### Problem details
Search the listing for the string "everything" and copy every line that contains it.

### Supplied records
··········
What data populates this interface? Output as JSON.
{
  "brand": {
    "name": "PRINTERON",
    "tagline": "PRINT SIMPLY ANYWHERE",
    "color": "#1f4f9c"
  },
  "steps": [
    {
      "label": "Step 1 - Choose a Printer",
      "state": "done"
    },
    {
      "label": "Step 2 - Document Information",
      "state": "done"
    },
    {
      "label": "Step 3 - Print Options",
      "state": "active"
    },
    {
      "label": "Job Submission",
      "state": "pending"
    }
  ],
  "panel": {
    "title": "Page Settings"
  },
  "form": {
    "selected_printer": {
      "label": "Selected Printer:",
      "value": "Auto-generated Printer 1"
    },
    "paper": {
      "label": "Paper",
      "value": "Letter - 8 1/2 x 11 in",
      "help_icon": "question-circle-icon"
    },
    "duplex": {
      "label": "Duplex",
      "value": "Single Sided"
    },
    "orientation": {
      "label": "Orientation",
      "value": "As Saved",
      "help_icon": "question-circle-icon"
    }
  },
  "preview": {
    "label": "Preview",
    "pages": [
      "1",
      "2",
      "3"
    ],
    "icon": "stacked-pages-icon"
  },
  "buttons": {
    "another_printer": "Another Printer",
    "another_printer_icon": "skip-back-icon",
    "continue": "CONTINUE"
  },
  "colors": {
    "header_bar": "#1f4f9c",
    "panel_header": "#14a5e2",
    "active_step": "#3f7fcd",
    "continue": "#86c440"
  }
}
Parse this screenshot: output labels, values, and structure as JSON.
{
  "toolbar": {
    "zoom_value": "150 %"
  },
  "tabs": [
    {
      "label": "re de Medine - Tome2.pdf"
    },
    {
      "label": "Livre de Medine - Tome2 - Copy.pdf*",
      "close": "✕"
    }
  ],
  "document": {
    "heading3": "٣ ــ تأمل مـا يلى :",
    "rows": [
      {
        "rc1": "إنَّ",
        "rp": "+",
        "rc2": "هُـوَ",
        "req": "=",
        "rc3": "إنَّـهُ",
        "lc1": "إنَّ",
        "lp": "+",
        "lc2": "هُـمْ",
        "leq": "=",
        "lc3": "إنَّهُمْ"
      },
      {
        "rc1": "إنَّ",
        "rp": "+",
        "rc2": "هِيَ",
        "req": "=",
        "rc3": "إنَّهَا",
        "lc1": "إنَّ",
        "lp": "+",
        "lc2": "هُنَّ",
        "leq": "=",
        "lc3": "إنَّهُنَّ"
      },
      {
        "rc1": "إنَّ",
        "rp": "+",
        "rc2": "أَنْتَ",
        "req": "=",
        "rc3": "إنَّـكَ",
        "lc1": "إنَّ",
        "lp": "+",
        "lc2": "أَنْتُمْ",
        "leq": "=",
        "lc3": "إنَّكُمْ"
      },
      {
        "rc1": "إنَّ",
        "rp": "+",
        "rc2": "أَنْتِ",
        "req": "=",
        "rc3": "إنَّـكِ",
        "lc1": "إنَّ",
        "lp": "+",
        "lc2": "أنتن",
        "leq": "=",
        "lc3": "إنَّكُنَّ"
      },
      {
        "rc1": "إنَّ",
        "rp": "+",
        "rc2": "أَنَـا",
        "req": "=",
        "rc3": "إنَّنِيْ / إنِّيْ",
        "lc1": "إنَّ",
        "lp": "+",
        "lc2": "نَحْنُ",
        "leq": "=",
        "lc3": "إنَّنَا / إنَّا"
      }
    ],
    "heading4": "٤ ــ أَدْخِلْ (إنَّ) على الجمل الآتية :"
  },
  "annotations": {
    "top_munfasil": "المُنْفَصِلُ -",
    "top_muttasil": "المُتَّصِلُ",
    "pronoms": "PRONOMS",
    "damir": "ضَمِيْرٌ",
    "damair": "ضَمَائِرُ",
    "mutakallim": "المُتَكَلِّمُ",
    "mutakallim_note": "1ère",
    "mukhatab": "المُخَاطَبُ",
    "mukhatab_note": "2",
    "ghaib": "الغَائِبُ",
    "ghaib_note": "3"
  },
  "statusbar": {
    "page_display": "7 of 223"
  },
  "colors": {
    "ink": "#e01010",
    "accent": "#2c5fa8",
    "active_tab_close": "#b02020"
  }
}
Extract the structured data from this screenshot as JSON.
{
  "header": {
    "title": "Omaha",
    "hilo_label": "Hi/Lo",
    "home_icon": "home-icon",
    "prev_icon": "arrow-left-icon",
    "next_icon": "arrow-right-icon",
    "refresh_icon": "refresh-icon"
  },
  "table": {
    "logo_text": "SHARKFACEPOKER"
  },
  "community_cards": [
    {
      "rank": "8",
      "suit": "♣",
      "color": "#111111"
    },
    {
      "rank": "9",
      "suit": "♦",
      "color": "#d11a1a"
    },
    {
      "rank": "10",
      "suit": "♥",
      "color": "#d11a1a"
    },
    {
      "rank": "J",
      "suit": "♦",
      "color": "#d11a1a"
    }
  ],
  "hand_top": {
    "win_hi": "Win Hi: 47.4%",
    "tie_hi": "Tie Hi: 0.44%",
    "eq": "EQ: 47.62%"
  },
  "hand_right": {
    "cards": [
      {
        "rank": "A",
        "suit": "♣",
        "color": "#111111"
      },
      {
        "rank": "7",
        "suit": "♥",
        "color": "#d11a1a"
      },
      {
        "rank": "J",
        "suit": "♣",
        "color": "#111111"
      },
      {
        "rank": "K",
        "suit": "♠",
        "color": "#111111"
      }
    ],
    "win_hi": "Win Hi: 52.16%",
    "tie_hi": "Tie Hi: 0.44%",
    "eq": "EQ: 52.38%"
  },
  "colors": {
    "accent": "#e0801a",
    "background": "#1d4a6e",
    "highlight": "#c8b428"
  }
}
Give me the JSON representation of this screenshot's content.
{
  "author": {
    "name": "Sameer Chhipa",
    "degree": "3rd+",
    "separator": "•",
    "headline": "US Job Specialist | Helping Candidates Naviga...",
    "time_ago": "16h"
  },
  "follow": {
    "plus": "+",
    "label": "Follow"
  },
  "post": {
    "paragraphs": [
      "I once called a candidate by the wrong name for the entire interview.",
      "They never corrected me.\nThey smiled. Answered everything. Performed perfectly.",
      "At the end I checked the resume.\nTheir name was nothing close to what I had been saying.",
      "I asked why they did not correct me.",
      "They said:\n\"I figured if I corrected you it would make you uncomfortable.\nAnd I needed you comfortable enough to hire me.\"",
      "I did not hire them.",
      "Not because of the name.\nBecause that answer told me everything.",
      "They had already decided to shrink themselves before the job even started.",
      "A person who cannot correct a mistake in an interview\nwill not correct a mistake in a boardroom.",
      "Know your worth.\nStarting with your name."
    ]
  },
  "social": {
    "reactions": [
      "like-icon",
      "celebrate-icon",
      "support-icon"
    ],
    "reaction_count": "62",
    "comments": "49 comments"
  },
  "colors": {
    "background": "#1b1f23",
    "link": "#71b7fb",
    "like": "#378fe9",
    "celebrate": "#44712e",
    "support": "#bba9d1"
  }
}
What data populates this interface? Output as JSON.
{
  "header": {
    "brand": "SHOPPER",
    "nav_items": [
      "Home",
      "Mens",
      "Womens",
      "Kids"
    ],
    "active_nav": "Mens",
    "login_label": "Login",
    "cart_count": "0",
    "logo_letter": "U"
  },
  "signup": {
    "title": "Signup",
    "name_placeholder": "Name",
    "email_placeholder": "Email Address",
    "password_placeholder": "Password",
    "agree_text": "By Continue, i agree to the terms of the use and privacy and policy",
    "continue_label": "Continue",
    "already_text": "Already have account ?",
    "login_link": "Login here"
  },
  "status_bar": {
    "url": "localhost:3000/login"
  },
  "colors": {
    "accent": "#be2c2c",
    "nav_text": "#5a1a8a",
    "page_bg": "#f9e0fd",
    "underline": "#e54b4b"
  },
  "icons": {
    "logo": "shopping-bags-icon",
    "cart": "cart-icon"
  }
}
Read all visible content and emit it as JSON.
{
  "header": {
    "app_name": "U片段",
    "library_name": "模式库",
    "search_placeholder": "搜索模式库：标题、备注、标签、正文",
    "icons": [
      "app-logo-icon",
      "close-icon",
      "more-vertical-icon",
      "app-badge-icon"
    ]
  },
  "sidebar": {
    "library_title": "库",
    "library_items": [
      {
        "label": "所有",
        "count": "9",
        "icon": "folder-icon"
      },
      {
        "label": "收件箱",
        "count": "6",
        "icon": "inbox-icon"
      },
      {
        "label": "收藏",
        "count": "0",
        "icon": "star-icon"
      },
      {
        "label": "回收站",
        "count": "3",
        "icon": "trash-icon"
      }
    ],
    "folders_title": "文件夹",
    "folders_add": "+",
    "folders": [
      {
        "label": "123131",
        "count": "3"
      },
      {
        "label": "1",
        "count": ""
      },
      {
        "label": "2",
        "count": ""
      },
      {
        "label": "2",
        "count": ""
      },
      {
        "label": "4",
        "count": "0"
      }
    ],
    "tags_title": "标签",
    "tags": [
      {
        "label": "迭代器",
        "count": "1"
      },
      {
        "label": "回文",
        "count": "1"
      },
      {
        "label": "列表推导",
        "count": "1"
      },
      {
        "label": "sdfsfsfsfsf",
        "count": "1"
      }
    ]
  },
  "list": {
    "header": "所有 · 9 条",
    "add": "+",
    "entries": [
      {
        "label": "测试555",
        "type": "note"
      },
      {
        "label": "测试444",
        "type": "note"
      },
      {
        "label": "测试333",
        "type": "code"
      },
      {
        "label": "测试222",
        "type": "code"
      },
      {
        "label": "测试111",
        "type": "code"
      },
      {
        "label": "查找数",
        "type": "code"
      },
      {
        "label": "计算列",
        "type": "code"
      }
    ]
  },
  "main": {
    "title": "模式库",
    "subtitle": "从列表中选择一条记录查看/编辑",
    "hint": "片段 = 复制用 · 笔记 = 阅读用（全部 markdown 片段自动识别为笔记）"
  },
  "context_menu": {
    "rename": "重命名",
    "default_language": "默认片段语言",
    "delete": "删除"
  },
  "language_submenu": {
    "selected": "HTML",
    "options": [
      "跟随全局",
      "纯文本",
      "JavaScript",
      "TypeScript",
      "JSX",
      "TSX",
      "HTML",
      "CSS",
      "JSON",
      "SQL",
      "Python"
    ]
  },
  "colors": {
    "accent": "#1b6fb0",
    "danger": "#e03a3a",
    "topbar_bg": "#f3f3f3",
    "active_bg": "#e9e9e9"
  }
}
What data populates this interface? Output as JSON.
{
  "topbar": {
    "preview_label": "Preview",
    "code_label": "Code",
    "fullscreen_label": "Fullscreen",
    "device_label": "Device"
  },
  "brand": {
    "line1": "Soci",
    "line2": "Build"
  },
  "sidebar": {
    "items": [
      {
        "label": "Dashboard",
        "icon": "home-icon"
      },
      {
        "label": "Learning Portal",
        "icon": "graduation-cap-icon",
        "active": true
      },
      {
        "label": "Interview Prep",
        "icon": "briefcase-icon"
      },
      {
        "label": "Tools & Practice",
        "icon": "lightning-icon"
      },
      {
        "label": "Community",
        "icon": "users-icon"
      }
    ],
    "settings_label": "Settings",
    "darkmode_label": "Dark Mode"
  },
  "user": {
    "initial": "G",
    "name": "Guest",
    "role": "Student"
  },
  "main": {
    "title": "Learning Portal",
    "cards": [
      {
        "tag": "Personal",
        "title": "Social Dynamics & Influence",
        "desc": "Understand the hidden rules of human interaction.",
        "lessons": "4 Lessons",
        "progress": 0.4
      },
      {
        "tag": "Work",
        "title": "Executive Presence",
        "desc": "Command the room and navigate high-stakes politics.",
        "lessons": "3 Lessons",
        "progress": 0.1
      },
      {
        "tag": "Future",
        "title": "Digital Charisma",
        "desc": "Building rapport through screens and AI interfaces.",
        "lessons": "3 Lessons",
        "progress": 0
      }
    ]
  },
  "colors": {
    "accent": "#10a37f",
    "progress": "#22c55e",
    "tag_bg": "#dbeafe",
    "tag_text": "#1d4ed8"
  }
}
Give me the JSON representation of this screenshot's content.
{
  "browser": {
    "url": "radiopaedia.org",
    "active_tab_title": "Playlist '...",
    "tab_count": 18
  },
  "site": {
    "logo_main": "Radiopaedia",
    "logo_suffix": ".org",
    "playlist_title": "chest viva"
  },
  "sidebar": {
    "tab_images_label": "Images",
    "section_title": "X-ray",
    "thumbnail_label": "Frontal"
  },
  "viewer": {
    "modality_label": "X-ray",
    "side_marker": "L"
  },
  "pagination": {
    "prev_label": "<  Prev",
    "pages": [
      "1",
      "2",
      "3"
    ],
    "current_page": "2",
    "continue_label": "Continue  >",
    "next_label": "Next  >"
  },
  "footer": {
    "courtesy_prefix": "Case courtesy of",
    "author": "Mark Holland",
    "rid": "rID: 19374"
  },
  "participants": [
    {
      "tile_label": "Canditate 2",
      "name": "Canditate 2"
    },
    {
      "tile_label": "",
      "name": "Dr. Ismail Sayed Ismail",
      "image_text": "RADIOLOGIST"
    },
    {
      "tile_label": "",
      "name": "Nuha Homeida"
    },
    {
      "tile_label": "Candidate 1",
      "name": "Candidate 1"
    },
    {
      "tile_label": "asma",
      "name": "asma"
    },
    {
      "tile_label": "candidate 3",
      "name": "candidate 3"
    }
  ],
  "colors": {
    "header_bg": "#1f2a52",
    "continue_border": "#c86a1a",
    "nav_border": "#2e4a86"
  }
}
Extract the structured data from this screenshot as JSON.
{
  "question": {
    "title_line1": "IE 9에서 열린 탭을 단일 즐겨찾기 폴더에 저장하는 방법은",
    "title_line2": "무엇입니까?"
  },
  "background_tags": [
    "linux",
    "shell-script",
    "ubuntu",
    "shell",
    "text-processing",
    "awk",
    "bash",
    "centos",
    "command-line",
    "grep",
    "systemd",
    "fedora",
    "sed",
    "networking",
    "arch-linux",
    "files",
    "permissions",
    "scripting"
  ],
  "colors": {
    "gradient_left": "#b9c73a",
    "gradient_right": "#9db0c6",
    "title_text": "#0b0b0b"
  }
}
··········
### Correct output
      "They never corrected me.\nThey smiled. Answered everything. Performed perfectly.",
      "Not because of the name.\nBecause that answer told me everything.",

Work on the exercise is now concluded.